- GIVEN PROBLEM -
Scan the data below and pick out the lines containing the word "screenshot".

[Stored entries]
____
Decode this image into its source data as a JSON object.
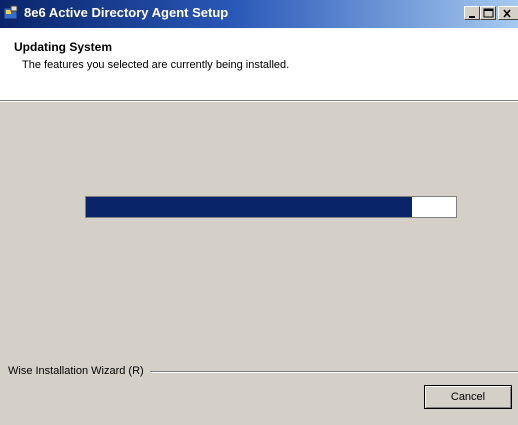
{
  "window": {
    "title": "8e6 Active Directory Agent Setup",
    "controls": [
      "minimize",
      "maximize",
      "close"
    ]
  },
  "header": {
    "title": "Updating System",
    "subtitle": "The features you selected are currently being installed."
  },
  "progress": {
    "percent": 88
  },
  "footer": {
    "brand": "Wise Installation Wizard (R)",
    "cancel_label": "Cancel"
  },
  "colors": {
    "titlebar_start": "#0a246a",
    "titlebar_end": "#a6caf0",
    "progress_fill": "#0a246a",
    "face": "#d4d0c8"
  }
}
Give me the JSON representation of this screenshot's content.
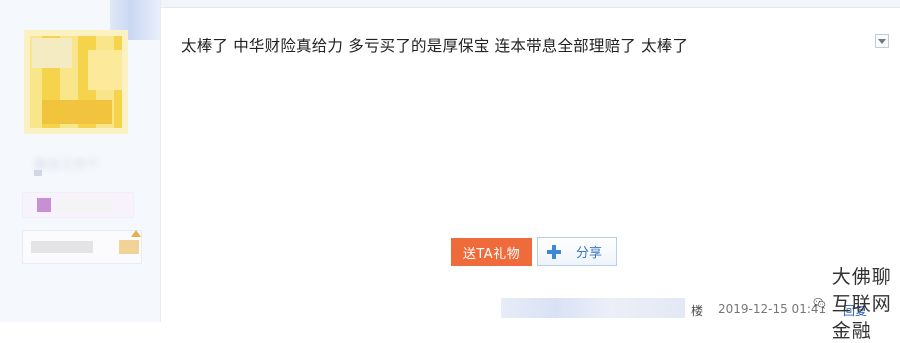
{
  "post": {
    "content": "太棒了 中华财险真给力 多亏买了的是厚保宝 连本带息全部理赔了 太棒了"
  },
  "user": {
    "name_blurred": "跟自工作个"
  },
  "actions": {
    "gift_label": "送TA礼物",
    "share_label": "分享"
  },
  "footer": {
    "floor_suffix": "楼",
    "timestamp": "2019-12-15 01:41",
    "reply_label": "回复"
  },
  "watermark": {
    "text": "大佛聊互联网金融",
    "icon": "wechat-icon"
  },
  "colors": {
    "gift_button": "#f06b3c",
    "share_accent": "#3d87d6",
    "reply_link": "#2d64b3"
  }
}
____
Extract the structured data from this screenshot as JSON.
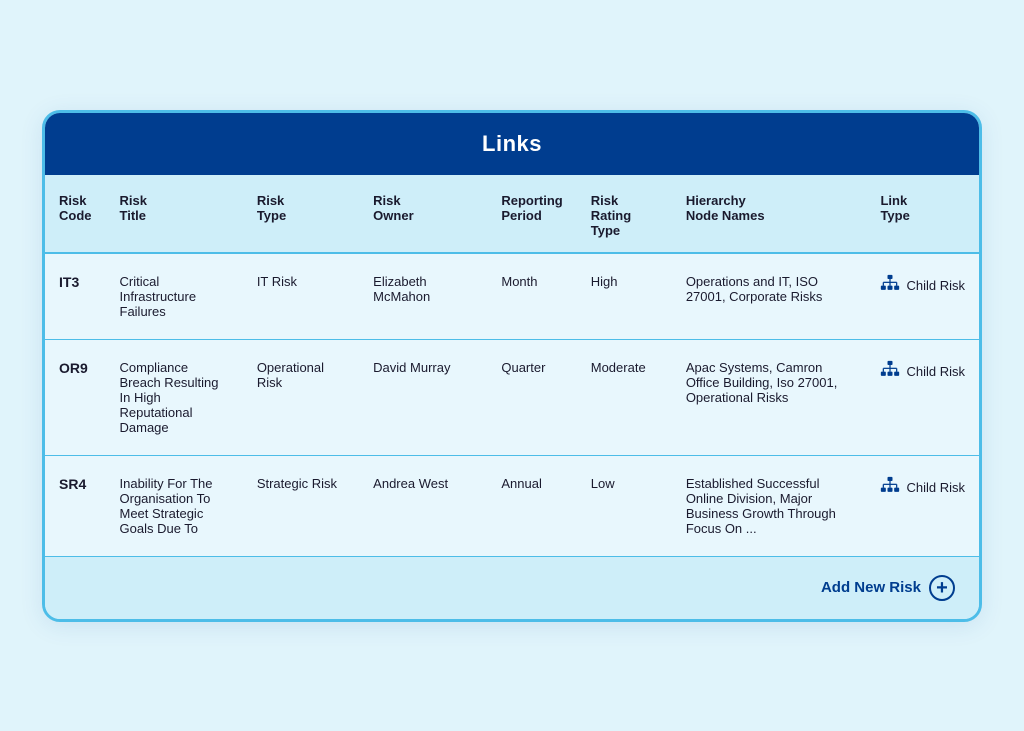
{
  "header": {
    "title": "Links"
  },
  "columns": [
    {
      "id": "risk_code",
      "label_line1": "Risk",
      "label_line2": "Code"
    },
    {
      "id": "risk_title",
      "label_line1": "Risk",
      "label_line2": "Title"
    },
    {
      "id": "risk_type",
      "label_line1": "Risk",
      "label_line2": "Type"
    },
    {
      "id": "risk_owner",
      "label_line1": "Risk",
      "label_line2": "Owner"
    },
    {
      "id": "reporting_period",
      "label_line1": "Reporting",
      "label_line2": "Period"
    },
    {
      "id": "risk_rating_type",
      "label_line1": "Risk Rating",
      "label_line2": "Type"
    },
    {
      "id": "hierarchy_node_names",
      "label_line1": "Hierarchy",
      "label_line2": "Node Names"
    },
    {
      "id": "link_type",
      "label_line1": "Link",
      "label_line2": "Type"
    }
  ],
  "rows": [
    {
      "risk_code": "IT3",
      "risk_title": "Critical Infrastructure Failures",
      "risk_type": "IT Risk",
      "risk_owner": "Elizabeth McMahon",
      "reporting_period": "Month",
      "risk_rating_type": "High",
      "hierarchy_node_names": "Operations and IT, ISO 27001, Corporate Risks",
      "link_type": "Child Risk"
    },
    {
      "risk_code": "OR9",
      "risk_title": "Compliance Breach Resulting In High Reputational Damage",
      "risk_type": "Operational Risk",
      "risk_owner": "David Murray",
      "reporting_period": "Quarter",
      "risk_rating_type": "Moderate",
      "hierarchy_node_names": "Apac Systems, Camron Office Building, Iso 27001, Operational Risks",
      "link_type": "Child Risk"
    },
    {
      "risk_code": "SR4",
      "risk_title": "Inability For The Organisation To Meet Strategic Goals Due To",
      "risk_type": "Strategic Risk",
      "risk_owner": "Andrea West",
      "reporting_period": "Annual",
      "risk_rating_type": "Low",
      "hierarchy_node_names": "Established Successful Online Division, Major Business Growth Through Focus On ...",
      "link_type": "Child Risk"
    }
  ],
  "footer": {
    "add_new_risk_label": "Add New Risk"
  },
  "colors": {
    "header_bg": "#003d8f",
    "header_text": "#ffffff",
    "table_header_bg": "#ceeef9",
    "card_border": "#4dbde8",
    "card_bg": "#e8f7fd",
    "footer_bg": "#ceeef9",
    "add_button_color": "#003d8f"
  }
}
____
- FINISHED ANSWER -
Give me the JSON representation of this screenshot's content.
Extract the structured data from this screenshot as JSON.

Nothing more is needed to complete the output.